(Items listed in a dataset)

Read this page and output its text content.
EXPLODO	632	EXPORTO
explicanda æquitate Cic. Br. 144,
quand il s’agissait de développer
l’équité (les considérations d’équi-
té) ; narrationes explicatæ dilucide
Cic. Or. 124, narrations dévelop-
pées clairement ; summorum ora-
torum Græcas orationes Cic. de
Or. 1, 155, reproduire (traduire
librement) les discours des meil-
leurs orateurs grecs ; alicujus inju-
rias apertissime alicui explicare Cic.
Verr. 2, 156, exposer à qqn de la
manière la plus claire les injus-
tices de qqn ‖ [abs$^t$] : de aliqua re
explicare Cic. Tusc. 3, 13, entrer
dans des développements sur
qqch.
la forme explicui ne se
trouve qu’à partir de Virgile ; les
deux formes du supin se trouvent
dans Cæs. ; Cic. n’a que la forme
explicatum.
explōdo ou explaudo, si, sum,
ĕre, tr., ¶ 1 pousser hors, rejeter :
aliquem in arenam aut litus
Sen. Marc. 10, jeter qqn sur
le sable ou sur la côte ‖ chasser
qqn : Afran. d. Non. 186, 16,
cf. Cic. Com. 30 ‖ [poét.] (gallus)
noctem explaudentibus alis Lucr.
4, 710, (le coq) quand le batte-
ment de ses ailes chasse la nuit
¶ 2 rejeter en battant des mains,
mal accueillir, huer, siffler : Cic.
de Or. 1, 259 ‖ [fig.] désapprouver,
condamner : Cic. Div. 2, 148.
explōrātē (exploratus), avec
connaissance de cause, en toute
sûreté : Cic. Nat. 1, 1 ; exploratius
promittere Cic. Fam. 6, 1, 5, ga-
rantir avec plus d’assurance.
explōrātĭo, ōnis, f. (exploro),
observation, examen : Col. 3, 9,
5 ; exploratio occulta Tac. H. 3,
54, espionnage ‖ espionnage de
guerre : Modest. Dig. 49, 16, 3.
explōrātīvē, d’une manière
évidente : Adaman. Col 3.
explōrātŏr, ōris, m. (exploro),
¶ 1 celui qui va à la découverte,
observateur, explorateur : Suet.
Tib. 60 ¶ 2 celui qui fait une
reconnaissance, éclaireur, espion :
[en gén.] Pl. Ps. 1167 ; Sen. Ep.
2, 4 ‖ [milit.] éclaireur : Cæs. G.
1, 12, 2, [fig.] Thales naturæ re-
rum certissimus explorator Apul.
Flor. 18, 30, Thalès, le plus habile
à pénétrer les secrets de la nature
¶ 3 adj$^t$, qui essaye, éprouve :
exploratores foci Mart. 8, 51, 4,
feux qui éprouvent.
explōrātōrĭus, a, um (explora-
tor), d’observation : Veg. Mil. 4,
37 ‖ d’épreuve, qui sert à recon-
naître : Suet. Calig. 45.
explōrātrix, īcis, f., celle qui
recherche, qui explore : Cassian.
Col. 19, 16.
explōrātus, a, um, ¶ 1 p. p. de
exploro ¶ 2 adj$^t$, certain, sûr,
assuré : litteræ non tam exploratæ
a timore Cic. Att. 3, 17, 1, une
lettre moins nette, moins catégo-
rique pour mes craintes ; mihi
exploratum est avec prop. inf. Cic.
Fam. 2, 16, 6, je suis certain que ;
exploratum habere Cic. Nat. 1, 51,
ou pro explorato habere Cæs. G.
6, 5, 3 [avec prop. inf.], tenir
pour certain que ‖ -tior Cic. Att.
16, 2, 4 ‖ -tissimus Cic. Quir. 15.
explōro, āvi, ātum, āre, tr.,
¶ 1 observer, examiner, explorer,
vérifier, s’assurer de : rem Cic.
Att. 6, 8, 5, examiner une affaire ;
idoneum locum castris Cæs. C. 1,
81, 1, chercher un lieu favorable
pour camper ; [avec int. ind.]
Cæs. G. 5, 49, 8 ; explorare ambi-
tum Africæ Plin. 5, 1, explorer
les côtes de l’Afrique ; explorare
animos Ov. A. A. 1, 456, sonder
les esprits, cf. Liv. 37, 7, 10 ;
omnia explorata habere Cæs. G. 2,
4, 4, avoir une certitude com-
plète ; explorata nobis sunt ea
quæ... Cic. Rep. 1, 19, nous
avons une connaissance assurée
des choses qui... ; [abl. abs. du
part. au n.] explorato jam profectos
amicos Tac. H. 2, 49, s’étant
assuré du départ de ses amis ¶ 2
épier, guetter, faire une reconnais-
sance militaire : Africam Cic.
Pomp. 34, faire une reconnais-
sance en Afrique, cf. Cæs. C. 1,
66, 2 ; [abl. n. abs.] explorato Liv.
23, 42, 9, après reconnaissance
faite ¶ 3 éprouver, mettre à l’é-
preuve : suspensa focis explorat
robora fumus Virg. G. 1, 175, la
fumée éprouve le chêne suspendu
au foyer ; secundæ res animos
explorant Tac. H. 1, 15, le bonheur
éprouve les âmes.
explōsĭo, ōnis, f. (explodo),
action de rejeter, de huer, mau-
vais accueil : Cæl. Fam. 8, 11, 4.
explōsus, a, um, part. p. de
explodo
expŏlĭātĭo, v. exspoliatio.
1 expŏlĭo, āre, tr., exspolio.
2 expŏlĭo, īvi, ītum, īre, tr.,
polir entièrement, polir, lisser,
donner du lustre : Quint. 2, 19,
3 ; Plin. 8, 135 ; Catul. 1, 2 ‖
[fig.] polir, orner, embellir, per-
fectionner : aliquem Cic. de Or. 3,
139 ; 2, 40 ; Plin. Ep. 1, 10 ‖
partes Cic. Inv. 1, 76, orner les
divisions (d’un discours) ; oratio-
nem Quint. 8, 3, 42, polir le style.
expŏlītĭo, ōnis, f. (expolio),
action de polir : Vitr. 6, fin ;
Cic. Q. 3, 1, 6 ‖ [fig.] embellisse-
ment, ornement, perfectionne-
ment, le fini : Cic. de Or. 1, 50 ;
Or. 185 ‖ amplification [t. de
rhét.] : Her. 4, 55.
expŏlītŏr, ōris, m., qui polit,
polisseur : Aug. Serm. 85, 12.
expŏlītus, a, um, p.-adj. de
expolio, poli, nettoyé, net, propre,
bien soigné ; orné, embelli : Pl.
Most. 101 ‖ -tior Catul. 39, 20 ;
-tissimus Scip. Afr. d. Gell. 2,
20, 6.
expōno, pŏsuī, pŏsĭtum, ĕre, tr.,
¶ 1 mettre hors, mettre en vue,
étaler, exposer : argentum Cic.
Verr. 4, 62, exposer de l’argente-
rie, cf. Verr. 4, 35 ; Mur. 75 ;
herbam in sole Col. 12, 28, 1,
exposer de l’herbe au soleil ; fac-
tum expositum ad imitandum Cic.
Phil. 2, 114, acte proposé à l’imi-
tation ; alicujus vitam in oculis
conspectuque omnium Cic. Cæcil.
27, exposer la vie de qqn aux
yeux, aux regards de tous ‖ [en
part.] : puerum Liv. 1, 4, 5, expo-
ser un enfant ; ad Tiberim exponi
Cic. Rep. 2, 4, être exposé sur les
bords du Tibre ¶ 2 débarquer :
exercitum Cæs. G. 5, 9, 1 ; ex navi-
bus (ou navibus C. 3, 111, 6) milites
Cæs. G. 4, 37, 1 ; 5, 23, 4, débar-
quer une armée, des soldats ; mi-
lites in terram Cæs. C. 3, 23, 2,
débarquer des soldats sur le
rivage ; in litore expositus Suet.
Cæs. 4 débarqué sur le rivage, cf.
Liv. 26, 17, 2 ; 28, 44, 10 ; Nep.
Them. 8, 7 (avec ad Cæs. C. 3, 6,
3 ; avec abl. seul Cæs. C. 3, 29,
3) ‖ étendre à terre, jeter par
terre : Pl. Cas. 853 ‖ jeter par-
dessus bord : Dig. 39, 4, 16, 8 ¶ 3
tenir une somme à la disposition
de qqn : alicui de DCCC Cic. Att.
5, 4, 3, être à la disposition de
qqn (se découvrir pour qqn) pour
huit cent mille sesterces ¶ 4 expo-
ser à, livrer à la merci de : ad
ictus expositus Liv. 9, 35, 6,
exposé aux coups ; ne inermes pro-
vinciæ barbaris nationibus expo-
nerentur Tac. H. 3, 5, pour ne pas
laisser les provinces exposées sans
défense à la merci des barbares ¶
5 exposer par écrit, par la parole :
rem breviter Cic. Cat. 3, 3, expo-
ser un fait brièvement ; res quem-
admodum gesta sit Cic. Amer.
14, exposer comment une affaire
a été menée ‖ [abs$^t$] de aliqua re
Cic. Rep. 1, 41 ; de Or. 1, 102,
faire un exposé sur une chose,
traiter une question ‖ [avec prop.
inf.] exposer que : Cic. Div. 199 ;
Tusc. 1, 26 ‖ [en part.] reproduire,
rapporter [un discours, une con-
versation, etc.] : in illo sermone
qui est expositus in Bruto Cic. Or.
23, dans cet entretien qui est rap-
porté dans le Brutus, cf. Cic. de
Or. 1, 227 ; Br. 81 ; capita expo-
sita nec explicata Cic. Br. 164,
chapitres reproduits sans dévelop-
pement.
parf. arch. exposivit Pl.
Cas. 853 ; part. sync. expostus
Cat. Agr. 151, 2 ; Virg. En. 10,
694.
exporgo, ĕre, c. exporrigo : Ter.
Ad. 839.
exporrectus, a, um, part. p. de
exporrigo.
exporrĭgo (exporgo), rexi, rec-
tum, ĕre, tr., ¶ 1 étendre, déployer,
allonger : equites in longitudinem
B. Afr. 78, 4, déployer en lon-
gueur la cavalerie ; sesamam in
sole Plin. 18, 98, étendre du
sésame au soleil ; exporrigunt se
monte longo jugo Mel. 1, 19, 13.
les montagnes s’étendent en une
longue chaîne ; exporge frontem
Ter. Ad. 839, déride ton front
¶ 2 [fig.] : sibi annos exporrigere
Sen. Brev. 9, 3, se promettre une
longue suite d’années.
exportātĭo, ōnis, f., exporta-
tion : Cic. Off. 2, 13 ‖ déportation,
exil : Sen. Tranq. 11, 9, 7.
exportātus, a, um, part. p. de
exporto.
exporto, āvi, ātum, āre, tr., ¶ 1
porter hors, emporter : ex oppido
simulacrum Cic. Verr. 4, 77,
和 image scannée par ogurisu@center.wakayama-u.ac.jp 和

*What is needed*:
Look over the records above and copy each line that includes the string "disposition".

*Exercise result*:
tenir une somme à la disposition
5, 4, 3, être à la disposition de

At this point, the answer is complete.